What is required: Show all lines holding "Orders".

--- Exercise material ---

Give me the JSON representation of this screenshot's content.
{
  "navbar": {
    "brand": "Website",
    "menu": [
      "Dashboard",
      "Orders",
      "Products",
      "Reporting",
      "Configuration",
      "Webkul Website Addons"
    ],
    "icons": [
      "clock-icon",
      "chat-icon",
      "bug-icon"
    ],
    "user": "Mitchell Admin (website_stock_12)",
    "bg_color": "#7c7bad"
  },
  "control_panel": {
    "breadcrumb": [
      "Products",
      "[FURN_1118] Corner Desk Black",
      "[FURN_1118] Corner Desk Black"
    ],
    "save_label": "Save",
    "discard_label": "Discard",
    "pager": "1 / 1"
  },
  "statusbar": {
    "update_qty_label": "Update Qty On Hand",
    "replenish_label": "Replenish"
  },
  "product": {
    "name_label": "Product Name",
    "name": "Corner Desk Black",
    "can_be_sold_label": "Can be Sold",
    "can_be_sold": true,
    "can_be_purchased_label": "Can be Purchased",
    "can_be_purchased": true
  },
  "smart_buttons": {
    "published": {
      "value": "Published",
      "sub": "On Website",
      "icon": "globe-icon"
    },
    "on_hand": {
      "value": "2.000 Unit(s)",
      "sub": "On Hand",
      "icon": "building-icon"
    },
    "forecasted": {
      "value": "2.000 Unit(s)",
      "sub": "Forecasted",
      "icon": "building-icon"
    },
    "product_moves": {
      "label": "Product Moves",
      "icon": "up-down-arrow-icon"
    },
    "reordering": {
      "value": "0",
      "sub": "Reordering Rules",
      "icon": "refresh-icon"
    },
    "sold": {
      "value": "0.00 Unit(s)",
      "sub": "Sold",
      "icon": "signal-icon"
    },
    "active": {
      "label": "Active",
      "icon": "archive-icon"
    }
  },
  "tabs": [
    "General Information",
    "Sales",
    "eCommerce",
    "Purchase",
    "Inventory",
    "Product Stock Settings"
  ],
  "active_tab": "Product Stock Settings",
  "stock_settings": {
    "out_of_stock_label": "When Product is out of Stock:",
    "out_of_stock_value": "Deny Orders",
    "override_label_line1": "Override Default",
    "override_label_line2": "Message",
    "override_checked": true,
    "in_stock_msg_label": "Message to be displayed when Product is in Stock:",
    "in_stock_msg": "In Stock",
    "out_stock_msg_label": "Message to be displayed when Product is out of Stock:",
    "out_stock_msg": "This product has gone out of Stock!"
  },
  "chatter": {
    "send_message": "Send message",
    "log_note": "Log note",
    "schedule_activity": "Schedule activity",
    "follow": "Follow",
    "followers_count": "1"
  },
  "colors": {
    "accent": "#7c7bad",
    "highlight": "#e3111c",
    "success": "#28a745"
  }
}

---

Response:
      "Orders",
    "out_of_stock_value": "Deny Orders",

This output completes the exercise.